Objective >> For each line below that contains the string "subtitle", copy that line.

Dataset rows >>
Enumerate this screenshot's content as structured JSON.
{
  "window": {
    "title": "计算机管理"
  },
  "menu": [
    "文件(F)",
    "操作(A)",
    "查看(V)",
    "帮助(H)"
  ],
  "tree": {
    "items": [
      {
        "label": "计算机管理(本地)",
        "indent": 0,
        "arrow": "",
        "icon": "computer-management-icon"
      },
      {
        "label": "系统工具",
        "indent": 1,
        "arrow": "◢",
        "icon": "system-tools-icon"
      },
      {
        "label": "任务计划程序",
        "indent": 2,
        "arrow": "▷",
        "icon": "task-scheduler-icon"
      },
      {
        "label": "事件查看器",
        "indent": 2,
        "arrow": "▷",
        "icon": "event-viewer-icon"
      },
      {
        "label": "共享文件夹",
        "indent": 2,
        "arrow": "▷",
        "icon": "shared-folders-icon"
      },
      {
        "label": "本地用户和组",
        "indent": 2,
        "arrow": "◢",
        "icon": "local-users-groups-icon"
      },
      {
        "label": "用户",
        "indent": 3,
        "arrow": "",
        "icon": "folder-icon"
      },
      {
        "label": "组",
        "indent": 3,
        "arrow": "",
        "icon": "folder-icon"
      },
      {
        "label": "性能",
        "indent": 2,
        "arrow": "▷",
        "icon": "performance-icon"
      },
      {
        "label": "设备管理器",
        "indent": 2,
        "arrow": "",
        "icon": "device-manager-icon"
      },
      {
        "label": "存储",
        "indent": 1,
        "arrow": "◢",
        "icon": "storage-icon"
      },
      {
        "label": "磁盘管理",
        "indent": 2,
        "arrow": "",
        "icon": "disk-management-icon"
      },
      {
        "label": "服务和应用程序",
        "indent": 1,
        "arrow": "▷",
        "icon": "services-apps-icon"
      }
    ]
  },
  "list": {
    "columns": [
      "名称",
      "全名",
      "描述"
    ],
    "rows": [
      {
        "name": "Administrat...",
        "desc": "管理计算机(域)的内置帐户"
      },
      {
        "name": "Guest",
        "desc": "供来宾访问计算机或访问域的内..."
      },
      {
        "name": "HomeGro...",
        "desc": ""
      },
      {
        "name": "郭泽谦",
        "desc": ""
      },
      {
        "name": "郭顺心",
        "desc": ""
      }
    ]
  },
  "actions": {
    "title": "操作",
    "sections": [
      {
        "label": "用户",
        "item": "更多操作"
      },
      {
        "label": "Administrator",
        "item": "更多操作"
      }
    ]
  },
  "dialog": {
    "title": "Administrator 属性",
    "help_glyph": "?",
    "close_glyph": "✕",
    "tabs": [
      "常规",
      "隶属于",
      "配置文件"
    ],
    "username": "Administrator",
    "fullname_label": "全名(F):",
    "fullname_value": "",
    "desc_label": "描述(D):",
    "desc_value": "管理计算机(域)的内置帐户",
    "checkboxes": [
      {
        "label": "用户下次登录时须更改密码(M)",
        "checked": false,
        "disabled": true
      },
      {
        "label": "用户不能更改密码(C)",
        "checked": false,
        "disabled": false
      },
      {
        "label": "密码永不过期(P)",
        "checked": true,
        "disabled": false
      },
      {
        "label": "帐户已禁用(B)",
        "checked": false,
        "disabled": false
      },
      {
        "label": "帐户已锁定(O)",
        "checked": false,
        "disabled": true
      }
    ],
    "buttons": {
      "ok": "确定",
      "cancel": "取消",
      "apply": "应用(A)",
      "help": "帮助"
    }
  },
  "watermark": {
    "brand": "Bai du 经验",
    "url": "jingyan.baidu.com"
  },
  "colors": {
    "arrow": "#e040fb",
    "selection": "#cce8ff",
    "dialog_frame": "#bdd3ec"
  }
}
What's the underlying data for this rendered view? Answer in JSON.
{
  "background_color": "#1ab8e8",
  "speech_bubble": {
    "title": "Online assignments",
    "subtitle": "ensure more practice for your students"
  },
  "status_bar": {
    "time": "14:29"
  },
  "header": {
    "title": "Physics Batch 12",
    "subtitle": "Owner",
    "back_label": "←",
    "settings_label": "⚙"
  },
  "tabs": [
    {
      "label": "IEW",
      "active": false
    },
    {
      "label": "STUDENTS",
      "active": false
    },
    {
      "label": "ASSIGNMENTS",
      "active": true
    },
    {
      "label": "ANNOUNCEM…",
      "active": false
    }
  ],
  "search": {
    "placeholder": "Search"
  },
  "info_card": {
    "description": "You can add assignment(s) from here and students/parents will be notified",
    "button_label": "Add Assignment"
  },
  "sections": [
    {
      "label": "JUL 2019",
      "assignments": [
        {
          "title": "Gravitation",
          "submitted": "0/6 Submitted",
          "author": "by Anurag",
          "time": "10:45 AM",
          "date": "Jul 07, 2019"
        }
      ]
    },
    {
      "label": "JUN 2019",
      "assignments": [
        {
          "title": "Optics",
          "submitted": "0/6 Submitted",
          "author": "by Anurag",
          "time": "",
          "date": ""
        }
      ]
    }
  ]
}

* * *

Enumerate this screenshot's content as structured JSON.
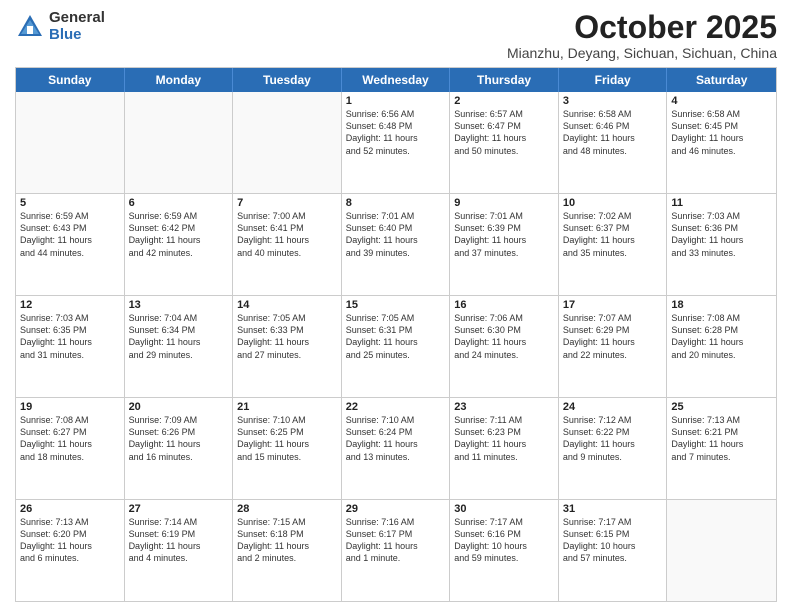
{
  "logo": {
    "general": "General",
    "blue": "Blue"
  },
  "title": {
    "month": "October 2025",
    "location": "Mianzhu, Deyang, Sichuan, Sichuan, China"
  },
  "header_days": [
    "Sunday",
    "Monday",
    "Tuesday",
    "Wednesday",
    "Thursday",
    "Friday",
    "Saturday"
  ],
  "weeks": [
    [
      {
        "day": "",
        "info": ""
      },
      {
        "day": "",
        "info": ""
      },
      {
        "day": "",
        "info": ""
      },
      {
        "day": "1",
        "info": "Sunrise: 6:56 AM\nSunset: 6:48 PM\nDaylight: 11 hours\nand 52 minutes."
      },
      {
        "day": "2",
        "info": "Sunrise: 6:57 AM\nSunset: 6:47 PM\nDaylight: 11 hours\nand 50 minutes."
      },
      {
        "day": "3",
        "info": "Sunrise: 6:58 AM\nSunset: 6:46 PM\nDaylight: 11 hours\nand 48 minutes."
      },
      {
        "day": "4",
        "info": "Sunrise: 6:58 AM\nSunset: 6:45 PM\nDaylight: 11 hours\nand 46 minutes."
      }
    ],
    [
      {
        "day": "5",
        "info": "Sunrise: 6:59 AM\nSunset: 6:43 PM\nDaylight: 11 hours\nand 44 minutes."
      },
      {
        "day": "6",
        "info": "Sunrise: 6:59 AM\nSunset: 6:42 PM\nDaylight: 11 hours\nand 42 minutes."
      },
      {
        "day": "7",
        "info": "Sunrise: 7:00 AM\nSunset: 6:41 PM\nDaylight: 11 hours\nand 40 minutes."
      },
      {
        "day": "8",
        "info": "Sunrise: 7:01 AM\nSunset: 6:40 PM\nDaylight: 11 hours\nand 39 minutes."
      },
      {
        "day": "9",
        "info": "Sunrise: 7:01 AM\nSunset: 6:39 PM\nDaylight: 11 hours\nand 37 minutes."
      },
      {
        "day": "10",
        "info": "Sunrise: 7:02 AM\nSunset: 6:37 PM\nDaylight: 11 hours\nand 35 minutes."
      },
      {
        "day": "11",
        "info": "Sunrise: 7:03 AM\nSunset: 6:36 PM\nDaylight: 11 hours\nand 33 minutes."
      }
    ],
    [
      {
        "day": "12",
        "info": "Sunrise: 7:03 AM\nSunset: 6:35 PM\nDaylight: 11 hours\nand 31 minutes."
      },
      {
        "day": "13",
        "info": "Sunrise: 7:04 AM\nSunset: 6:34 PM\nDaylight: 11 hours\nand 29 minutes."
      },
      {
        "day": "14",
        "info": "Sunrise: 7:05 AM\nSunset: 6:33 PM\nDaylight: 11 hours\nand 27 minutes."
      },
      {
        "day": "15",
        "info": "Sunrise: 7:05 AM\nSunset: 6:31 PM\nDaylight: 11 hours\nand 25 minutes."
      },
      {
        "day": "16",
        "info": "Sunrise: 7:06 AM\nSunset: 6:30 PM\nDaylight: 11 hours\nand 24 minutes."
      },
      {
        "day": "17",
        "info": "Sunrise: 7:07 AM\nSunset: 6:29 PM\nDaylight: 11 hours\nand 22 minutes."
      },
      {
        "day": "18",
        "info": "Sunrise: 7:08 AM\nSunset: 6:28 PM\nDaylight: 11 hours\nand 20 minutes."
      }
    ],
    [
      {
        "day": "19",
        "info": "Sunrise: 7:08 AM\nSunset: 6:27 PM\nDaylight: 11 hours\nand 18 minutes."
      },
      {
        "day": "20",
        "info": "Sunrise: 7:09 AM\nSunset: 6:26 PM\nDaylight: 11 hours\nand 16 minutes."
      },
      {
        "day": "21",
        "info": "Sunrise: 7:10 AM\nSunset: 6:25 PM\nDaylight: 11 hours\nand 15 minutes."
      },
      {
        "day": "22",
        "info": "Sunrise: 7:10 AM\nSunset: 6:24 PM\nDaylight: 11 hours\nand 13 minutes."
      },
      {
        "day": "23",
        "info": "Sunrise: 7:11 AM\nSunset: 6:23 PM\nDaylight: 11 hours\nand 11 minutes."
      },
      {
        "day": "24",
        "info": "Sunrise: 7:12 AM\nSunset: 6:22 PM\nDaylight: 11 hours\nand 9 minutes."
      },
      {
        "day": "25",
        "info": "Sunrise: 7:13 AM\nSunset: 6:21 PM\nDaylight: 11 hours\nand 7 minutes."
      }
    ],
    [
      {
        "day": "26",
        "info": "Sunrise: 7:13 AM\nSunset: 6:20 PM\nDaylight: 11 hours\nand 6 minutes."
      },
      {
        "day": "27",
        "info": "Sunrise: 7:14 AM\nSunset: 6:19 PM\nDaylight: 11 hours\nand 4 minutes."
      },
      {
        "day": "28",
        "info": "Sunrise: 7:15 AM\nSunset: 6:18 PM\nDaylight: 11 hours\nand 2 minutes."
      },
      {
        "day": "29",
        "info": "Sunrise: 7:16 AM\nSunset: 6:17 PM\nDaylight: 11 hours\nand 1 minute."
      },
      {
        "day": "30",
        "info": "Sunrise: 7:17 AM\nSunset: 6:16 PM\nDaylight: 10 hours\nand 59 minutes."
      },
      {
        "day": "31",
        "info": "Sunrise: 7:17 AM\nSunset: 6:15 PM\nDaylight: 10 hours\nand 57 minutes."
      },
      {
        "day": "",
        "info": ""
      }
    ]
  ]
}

Response to the exercise >>
    "subtitle": "ensure more practice for your students"
    "subtitle": "Owner",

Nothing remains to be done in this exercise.